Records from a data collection
★ ★ ★ ★

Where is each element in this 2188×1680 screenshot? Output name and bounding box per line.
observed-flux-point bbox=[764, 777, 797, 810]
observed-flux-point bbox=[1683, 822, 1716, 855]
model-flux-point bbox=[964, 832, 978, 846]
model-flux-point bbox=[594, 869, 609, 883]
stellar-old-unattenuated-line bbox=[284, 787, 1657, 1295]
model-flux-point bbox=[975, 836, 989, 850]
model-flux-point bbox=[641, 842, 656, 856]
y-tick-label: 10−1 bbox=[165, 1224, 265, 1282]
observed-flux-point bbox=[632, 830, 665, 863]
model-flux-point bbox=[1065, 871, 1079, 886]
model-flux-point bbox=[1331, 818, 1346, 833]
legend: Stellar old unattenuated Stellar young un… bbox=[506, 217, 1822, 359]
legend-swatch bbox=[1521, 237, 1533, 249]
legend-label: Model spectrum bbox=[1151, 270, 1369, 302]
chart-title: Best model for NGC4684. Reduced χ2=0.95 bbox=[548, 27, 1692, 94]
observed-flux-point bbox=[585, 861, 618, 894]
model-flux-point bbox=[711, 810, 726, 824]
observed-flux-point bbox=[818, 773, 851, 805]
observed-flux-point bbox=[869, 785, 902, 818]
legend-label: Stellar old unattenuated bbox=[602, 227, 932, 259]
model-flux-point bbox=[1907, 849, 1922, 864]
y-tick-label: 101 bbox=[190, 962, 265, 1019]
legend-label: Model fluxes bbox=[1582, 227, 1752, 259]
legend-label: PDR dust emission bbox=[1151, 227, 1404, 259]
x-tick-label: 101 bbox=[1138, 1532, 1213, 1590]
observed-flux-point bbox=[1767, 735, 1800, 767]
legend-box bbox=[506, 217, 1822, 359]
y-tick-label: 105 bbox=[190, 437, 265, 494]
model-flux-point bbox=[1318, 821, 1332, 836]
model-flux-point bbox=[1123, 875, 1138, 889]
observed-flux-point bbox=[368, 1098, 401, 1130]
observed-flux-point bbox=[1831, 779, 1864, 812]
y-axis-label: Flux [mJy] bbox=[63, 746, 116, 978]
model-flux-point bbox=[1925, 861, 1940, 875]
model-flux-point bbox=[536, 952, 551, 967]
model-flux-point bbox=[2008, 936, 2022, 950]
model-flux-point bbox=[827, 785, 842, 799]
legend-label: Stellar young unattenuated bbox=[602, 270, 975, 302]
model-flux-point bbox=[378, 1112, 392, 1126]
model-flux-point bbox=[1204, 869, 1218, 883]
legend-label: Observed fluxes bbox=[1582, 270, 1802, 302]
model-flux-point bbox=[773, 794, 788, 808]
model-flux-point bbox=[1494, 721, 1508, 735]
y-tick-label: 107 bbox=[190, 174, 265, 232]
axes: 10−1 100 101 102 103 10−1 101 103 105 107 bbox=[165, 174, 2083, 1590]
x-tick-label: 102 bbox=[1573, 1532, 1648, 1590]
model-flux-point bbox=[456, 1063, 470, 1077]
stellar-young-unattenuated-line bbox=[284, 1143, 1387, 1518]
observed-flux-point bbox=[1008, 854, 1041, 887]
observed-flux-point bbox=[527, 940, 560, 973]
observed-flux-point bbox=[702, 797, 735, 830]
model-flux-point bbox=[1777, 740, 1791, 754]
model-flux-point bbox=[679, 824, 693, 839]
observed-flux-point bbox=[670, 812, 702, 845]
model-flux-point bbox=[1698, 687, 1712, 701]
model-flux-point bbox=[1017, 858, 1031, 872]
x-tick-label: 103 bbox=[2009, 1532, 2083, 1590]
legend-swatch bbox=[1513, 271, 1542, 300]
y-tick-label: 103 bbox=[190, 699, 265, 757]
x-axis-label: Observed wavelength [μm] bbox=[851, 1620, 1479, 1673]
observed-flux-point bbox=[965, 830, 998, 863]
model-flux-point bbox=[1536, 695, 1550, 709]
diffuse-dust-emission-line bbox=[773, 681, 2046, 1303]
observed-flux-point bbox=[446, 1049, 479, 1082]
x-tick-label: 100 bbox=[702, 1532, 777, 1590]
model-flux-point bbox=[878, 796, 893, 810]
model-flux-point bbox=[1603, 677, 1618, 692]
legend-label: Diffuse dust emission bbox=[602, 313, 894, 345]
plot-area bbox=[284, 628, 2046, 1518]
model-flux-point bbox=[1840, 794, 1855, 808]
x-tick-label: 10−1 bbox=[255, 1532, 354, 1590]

★ ★ ★ ★

Objective: Reproduce the lines above, switching each "model-flux-point" to "model-flux-marker" and leaving everything else unchanged.

Reply to the exercise:
Where is each element in this 2188×1680 screenshot? Output name and bounding box per line.
observed-flux-point bbox=[764, 777, 797, 810]
observed-flux-point bbox=[1683, 822, 1716, 855]
model-flux-marker bbox=[964, 832, 978, 846]
model-flux-marker bbox=[594, 869, 609, 883]
stellar-old-unattenuated-line bbox=[284, 787, 1657, 1295]
model-flux-marker bbox=[975, 836, 989, 850]
model-flux-marker bbox=[641, 842, 656, 856]
y-tick-label: 10−1 bbox=[165, 1224, 265, 1282]
observed-flux-point bbox=[632, 830, 665, 863]
model-flux-marker bbox=[1065, 871, 1079, 886]
model-flux-marker bbox=[1331, 818, 1346, 833]
legend: Stellar old unattenuated Stellar young un… bbox=[506, 217, 1822, 359]
legend-swatch bbox=[1521, 237, 1533, 249]
legend-label: Model spectrum bbox=[1151, 270, 1369, 302]
chart-title: Best model for NGC4684. Reduced χ2=0.95 bbox=[548, 27, 1692, 94]
observed-flux-point bbox=[585, 861, 618, 894]
model-flux-marker bbox=[711, 810, 726, 824]
observed-flux-point bbox=[818, 773, 851, 805]
observed-flux-point bbox=[869, 785, 902, 818]
legend-label: Stellar old unattenuated bbox=[602, 227, 932, 259]
model-flux-marker bbox=[1907, 849, 1922, 864]
y-tick-label: 101 bbox=[190, 962, 265, 1019]
legend-label: Model fluxes bbox=[1582, 227, 1752, 259]
legend-label: PDR dust emission bbox=[1151, 227, 1404, 259]
x-tick-label: 101 bbox=[1138, 1532, 1213, 1590]
observed-flux-point bbox=[1767, 735, 1800, 767]
legend-box bbox=[506, 217, 1822, 359]
y-tick-label: 105 bbox=[190, 437, 265, 494]
model-flux-marker bbox=[1318, 821, 1332, 836]
model-flux-marker bbox=[1123, 875, 1138, 889]
observed-flux-point bbox=[368, 1098, 401, 1130]
observed-flux-point bbox=[1831, 779, 1864, 812]
y-axis-label: Flux [mJy] bbox=[63, 746, 116, 978]
model-flux-marker bbox=[1925, 861, 1940, 875]
model-flux-marker bbox=[536, 952, 551, 967]
model-flux-marker bbox=[2008, 936, 2022, 950]
model-flux-marker bbox=[827, 785, 842, 799]
legend-label: Stellar young unattenuated bbox=[602, 270, 975, 302]
model-flux-marker bbox=[378, 1112, 392, 1126]
model-flux-marker bbox=[1204, 869, 1218, 883]
legend-label: Observed fluxes bbox=[1582, 270, 1802, 302]
model-flux-marker bbox=[773, 794, 788, 808]
model-flux-marker bbox=[1494, 721, 1508, 735]
y-tick-label: 107 bbox=[190, 174, 265, 232]
axes: 10−1 100 101 102 103 10−1 101 103 105 107 bbox=[165, 174, 2083, 1590]
x-tick-label: 102 bbox=[1573, 1532, 1648, 1590]
model-flux-marker bbox=[456, 1063, 470, 1077]
stellar-young-unattenuated-line bbox=[284, 1143, 1387, 1518]
observed-flux-point bbox=[1008, 854, 1041, 887]
observed-flux-point bbox=[527, 940, 560, 973]
observed-flux-point bbox=[702, 797, 735, 830]
model-flux-marker bbox=[1777, 740, 1791, 754]
model-flux-marker bbox=[679, 824, 693, 839]
observed-flux-point bbox=[670, 812, 702, 845]
model-flux-marker bbox=[1698, 687, 1712, 701]
model-flux-marker bbox=[1017, 858, 1031, 872]
x-tick-label: 103 bbox=[2009, 1532, 2083, 1590]
legend-swatch bbox=[1513, 271, 1542, 300]
y-tick-label: 103 bbox=[190, 699, 265, 757]
x-axis-label: Observed wavelength [μm] bbox=[851, 1620, 1479, 1673]
observed-flux-point bbox=[965, 830, 998, 863]
model-flux-marker bbox=[1536, 695, 1550, 709]
diffuse-dust-emission-line bbox=[773, 681, 2046, 1303]
observed-flux-point bbox=[446, 1049, 479, 1082]
x-tick-label: 100 bbox=[702, 1532, 777, 1590]
model-flux-marker bbox=[878, 796, 893, 810]
model-flux-marker bbox=[1603, 677, 1618, 692]
legend-label: Diffuse dust emission bbox=[602, 313, 894, 345]
plot-area bbox=[284, 628, 2046, 1518]
model-flux-marker bbox=[1840, 794, 1855, 808]
x-tick-label: 10−1 bbox=[255, 1532, 354, 1590]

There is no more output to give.